##### Given data #####

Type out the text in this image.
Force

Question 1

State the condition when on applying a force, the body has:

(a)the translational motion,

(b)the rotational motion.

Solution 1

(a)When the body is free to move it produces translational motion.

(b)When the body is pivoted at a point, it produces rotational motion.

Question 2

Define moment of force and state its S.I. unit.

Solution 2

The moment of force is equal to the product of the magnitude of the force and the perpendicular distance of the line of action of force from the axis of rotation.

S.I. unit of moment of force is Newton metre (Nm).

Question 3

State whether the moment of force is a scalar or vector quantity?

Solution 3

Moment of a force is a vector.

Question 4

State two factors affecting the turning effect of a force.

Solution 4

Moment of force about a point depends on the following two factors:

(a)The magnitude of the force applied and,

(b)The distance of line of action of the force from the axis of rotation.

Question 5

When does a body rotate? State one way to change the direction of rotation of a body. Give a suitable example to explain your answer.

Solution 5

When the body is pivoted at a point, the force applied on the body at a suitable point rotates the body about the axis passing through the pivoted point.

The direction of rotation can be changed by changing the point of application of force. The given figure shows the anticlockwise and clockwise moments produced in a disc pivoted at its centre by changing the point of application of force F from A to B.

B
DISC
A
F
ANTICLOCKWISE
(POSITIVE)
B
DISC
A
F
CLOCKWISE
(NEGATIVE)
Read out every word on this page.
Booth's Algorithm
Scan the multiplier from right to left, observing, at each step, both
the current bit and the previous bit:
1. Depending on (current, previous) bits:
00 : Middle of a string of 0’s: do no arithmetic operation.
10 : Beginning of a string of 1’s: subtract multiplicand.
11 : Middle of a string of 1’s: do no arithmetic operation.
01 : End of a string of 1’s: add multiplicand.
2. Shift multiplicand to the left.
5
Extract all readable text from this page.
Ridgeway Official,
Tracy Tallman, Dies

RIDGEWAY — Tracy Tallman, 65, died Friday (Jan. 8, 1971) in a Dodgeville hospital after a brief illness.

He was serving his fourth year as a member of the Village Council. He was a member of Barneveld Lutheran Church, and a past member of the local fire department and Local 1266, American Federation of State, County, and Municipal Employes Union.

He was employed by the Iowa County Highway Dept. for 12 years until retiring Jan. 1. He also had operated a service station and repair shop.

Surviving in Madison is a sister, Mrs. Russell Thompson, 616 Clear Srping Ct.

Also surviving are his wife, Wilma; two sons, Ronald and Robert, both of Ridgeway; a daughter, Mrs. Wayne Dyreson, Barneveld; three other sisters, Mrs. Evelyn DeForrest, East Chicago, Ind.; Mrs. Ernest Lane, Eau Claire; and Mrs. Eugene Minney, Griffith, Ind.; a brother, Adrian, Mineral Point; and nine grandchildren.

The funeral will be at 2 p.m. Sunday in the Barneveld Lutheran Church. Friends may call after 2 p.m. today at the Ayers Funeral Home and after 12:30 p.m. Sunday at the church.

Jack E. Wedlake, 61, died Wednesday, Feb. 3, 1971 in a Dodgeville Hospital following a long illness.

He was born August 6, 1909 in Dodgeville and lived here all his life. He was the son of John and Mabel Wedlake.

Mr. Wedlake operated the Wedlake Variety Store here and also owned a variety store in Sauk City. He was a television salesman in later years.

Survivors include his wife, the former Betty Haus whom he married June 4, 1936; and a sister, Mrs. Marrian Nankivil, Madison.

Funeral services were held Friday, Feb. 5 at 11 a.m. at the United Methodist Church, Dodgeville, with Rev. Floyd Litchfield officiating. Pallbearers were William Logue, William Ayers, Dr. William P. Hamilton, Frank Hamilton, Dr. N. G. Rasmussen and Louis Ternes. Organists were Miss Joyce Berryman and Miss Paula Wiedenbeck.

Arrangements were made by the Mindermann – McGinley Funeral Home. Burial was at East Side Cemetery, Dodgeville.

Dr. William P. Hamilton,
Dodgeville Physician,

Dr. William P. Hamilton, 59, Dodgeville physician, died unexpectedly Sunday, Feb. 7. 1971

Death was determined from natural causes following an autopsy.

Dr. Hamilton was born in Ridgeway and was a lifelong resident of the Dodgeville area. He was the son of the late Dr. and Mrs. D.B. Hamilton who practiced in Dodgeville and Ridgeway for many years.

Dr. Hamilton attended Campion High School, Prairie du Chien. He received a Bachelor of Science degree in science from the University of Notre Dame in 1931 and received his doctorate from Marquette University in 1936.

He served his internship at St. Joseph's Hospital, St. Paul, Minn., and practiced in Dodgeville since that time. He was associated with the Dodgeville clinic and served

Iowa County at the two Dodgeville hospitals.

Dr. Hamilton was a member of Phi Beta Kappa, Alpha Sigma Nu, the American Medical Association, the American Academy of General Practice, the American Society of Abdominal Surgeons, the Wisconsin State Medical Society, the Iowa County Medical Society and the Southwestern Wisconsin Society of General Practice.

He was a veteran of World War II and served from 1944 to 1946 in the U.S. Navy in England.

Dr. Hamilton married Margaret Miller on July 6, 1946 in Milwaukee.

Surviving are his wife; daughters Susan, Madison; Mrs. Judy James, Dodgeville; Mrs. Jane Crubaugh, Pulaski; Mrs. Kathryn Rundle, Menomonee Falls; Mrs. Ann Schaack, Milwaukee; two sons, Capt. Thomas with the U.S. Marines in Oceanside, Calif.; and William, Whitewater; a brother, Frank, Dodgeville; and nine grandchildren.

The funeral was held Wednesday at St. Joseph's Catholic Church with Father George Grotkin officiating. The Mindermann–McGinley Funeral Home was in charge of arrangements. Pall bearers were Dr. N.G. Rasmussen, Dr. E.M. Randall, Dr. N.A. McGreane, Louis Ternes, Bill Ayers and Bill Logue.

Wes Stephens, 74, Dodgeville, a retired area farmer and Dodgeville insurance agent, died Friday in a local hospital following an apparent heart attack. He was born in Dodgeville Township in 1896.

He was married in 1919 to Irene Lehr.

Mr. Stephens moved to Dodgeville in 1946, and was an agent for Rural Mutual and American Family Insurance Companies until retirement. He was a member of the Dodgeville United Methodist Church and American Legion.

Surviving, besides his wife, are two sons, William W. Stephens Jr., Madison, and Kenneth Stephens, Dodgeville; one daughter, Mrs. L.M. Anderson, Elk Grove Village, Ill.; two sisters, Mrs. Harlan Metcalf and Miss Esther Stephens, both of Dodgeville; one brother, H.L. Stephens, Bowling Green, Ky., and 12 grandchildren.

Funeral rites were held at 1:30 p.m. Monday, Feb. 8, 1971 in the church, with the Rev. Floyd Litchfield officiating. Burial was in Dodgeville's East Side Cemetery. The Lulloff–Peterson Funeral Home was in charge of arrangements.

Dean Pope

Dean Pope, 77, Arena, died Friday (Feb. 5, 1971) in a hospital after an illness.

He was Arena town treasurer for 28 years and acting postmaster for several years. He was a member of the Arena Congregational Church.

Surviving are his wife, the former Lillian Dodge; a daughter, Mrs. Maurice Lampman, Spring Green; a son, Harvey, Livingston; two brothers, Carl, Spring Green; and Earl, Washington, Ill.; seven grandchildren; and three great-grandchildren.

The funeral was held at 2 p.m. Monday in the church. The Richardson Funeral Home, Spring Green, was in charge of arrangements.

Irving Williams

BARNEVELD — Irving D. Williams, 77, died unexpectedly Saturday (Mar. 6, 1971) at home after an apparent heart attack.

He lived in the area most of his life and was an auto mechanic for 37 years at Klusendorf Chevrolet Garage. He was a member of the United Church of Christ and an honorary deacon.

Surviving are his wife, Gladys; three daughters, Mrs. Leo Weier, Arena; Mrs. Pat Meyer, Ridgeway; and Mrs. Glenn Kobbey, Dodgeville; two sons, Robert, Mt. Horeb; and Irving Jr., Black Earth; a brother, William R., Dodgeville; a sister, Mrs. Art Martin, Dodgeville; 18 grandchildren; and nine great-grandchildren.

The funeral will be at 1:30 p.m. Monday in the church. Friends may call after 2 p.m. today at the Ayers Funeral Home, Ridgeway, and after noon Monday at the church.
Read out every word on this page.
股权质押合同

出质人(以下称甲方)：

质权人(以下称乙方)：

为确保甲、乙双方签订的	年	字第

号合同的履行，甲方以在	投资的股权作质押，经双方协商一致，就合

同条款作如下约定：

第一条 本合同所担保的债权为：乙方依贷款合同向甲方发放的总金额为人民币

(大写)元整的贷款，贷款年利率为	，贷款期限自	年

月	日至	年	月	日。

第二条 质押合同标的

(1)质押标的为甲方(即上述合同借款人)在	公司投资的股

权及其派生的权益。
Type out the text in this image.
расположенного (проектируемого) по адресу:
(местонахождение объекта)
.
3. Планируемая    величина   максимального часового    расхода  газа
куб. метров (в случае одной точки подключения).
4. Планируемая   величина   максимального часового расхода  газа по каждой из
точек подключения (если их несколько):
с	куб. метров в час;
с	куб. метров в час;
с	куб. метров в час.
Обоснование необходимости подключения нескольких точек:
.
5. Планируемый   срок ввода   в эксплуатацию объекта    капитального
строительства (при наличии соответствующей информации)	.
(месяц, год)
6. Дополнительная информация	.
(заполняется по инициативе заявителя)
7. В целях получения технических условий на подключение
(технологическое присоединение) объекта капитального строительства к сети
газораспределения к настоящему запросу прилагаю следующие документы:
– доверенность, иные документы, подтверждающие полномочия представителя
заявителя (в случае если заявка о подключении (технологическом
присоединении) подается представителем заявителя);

#####

* _Given request_
Only a number is wanted: how many lines contain "Dean"?

* _Answer to the problem_
2